(DO THIS):
Every line below is to be quoted exactly, with nothing added or dropped.

(MATERIAL SUPPLIED):

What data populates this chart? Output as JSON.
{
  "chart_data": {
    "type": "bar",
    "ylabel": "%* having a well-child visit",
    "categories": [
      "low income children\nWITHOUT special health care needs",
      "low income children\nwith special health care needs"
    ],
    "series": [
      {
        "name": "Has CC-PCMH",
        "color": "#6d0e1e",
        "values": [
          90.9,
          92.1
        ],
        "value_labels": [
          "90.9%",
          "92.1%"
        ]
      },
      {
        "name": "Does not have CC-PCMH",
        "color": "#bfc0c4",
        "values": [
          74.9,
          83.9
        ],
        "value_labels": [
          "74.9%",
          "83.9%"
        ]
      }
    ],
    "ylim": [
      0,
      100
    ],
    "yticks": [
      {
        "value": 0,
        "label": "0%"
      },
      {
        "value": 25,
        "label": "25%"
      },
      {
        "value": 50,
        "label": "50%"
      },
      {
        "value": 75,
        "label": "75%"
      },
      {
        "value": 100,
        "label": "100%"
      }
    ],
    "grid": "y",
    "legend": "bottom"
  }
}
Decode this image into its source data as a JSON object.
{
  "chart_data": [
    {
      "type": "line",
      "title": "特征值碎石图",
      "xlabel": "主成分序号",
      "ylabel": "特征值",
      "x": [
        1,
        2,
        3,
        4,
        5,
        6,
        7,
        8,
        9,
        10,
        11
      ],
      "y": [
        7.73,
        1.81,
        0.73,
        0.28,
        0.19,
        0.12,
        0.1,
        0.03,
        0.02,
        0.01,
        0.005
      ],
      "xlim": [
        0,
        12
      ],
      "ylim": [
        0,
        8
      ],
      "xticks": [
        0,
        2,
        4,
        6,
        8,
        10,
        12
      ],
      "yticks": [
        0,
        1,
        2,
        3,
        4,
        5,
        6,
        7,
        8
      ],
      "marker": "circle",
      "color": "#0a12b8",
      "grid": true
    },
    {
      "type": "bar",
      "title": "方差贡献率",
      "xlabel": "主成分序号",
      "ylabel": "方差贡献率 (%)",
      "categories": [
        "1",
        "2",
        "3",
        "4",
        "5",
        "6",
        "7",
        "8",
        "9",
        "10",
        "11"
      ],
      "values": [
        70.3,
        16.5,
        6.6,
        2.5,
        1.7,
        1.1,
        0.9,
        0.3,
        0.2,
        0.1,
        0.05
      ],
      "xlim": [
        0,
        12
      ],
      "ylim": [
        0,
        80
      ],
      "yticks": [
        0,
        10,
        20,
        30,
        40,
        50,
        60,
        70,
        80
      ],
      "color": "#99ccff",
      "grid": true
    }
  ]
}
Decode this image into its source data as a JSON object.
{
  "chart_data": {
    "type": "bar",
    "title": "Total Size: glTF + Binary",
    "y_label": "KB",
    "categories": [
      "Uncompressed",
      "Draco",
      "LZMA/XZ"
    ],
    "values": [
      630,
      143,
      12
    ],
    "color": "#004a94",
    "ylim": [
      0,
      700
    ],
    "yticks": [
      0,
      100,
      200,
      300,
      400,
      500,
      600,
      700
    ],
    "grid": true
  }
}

(FINAL RESULT):
What data populates this chart? Output as JSON.
{
  "chart_data": {
    "type": "bar",
    "ylabel": "%* having a well-child visit",
    "categories": [
      "low income children\nWITHOUT special health care needs",
      "low income children\nwith special health care needs"
    ],
    "series": [
      {
        "name": "Has CC-PCMH",
        "color": "#6d0e1e",
        "values": [
          90.9,
          92.1
        ],
        "value_labels": [
          "90.9%",
          "92.1%"
        ]
      },
      {
        "name": "Does not have CC-PCMH",
        "color": "#bfc0c4",
        "values": [
          74.9,
          83.9
        ],
        "value_labels": [
          "74.9%",
          "83.9%"
        ]
      }
    ],
    "ylim": [
      0,
      100
    ],
    "yticks": [
      {
        "value": 0,
        "label": "0%"
      },
      {
        "value": 25,
        "label": "25%"
      },
      {
        "value": 50,
        "label": "50%"
      },
      {
        "value": 75,
        "label": "75%"
      },
      {
        "value": 100,
        "label": "100%"
      }
    ],
    "grid": "y",
    "legend": "bottom"
  }
}
Decode this image into its source data as a JSON object.
{
  "chart_data": [
    {
      "type": "line",
      "title": "特征值碎石图",
      "xlabel": "主成分序号",
      "ylabel": "特征值",
      "x": [
        1,
        2,
        3,
        4,
        5,
        6,
        7,
        8,
        9,
        10,
        11
      ],
      "y": [
        7.73,
        1.81,
        0.73,
        0.28,
        0.19,
        0.12,
        0.1,
        0.03,
        0.02,
        0.01,
        0.005
      ],
      "xlim": [
        0,
        12
      ],
      "ylim": [
        0,
        8
      ],
      "xticks": [
        0,
        2,
        4,
        6,
        8,
        10,
        12
      ],
      "yticks": [
        0,
        1,
        2,
        3,
        4,
        5,
        6,
        7,
        8
      ],
      "marker": "circle",
      "color": "#0a12b8",
      "grid": true
    },
    {
      "type": "bar",
      "title": "方差贡献率",
      "xlabel": "主成分序号",
      "ylabel": "方差贡献率 (%)",
      "categories": [
        "1",
        "2",
        "3",
        "4",
        "5",
        "6",
        "7",
        "8",
        "9",
        "10",
        "11"
      ],
      "values": [
        70.3,
        16.5,
        6.6,
        2.5,
        1.7,
        1.1,
        0.9,
        0.3,
        0.2,
        0.1,
        0.05
      ],
      "xlim": [
        0,
        12
      ],
      "ylim": [
        0,
        80
      ],
      "yticks": [
        0,
        10,
        20,
        30,
        40,
        50,
        60,
        70,
        80
      ],
      "color": "#99ccff",
      "grid": true
    }
  ]
}
Decode this image into its source data as a JSON object.
{
  "chart_data": {
    "type": "bar",
    "title": "Total Size: glTF + Binary",
    "y_label": "KB",
    "categories": [
      "Uncompressed",
      "Draco",
      "LZMA/XZ"
    ],
    "values": [
      630,
      143,
      12
    ],
    "color": "#004a94",
    "ylim": [
      0,
      700
    ],
    "yticks": [
      0,
      100,
      200,
      300,
      400,
      500,
      600,
      700
    ],
    "grid": true
  }
}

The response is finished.